**Your objective:**
Copy each line that has the string "Semester" somewhere in it.

* BEGIN Record extracts *

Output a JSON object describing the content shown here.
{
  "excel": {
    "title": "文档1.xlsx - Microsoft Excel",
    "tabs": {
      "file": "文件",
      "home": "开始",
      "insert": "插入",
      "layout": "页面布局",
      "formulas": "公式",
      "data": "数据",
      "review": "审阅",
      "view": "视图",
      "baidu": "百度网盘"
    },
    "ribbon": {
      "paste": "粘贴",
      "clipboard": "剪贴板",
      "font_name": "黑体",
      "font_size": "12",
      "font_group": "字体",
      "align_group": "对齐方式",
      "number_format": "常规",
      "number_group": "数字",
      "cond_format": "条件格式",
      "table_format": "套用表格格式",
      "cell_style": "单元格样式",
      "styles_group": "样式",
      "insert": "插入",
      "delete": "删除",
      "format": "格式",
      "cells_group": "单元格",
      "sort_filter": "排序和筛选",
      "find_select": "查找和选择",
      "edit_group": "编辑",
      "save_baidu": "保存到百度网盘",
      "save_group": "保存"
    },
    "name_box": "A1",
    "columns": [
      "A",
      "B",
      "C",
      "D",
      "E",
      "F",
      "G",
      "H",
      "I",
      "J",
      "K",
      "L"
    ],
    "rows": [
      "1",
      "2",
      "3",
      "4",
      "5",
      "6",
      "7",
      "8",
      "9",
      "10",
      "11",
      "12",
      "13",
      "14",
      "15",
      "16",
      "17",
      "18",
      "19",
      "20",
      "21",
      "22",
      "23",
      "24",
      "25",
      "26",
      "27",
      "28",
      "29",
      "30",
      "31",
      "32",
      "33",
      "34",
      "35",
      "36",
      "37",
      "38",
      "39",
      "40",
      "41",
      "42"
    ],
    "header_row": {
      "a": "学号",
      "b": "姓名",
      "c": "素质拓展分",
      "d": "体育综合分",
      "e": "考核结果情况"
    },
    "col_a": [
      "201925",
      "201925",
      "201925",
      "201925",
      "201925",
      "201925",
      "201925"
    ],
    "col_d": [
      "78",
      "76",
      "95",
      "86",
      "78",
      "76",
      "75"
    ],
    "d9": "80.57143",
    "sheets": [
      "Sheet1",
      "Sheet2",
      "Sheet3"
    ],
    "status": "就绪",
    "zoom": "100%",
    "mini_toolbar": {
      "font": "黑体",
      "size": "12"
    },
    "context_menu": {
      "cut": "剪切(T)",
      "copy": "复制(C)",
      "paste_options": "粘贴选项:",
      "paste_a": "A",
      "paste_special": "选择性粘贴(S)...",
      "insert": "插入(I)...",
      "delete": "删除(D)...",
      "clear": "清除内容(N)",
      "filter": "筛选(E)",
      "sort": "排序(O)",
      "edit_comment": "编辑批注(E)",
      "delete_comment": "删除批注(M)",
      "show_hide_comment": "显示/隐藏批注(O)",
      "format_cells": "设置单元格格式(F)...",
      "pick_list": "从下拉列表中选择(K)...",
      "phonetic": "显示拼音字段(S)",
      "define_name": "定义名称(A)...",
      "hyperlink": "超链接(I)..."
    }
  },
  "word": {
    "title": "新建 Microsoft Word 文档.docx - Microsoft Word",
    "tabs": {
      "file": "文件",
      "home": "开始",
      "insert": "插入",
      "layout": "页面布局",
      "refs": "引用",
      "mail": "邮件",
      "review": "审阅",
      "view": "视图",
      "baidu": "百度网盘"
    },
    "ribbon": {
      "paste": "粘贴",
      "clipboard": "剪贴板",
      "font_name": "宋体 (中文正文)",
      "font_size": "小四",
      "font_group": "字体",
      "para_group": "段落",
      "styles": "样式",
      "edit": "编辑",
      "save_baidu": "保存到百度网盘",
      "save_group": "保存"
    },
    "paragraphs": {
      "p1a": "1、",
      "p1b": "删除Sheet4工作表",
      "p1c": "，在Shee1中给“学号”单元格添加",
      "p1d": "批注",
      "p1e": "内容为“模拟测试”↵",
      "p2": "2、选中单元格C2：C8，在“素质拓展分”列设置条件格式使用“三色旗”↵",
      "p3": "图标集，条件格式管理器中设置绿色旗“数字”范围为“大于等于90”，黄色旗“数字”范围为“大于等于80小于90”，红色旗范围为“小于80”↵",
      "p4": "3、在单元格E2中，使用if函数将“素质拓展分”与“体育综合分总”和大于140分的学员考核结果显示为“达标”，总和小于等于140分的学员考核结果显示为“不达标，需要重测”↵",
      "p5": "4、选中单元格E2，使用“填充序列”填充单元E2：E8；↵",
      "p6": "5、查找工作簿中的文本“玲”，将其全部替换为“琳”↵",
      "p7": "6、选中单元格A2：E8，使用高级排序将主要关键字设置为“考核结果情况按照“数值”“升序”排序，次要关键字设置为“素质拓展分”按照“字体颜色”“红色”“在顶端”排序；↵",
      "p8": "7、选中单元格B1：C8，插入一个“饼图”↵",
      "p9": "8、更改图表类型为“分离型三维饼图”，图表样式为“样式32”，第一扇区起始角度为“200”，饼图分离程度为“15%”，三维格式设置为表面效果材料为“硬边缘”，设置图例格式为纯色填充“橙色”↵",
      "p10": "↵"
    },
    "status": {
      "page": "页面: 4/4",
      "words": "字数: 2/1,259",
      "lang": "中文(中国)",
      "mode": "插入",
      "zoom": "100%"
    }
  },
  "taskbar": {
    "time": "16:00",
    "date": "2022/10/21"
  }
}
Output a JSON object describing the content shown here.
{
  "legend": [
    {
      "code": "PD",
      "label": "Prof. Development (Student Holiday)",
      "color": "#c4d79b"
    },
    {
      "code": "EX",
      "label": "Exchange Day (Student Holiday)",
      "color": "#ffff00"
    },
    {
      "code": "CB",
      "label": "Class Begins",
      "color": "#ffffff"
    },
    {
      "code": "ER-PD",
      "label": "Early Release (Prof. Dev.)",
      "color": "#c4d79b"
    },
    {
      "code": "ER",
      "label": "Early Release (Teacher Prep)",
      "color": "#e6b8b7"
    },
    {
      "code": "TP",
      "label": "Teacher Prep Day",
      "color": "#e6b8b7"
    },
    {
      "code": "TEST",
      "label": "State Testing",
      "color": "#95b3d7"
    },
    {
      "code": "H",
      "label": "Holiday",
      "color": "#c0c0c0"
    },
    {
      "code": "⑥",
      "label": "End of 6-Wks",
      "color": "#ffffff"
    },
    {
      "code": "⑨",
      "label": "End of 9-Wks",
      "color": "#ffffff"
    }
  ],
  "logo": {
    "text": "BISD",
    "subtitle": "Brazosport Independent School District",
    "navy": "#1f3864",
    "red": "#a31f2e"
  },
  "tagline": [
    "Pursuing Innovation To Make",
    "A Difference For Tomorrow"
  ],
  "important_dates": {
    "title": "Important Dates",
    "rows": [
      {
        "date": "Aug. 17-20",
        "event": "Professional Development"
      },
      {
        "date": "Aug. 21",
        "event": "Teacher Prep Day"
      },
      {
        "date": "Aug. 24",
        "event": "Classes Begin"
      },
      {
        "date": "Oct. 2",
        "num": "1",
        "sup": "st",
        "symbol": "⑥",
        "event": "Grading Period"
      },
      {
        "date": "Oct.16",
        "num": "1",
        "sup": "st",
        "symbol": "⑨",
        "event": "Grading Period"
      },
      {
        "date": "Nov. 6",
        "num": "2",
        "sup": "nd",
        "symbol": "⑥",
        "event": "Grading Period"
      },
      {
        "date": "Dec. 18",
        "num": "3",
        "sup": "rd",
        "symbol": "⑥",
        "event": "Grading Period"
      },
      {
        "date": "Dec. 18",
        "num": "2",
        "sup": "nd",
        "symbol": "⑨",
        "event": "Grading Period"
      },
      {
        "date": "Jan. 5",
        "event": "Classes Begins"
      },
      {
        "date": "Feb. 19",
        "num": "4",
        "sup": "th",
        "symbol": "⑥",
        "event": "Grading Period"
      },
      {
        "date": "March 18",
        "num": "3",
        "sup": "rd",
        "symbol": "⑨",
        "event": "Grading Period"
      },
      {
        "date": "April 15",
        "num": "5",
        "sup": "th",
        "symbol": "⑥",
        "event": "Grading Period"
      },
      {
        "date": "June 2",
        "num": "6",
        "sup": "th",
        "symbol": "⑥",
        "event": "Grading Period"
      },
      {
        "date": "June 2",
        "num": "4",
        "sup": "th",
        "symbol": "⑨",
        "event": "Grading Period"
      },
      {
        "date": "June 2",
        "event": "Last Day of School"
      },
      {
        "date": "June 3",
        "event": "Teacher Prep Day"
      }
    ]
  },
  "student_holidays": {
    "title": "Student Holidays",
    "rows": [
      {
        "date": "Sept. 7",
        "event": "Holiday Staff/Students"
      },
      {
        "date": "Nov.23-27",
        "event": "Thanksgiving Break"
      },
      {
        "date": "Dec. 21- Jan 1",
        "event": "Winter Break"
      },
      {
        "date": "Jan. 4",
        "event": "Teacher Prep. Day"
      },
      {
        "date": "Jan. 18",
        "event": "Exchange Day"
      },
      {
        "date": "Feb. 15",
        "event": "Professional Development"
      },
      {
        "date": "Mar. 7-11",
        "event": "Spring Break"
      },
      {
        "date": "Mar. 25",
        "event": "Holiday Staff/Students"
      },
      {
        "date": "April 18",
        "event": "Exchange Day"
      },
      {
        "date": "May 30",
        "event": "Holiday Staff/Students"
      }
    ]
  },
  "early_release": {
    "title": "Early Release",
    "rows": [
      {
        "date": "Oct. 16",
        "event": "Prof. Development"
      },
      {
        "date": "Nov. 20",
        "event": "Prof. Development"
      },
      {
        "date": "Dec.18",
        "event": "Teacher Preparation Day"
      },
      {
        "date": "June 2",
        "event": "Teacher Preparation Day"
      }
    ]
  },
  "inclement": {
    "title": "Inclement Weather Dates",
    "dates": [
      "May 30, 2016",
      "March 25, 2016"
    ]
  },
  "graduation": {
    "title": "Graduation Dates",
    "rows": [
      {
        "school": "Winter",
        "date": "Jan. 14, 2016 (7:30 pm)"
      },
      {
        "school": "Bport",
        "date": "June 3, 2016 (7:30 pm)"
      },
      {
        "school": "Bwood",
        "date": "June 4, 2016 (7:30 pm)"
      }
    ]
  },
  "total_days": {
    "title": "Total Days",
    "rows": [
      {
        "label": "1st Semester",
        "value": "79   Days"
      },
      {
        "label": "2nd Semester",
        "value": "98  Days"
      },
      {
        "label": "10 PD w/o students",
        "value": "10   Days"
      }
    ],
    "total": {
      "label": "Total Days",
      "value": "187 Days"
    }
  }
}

* END Record extracts *

**Exercise result:**
        "label": "1st Semester",
        "label": "2nd Semester",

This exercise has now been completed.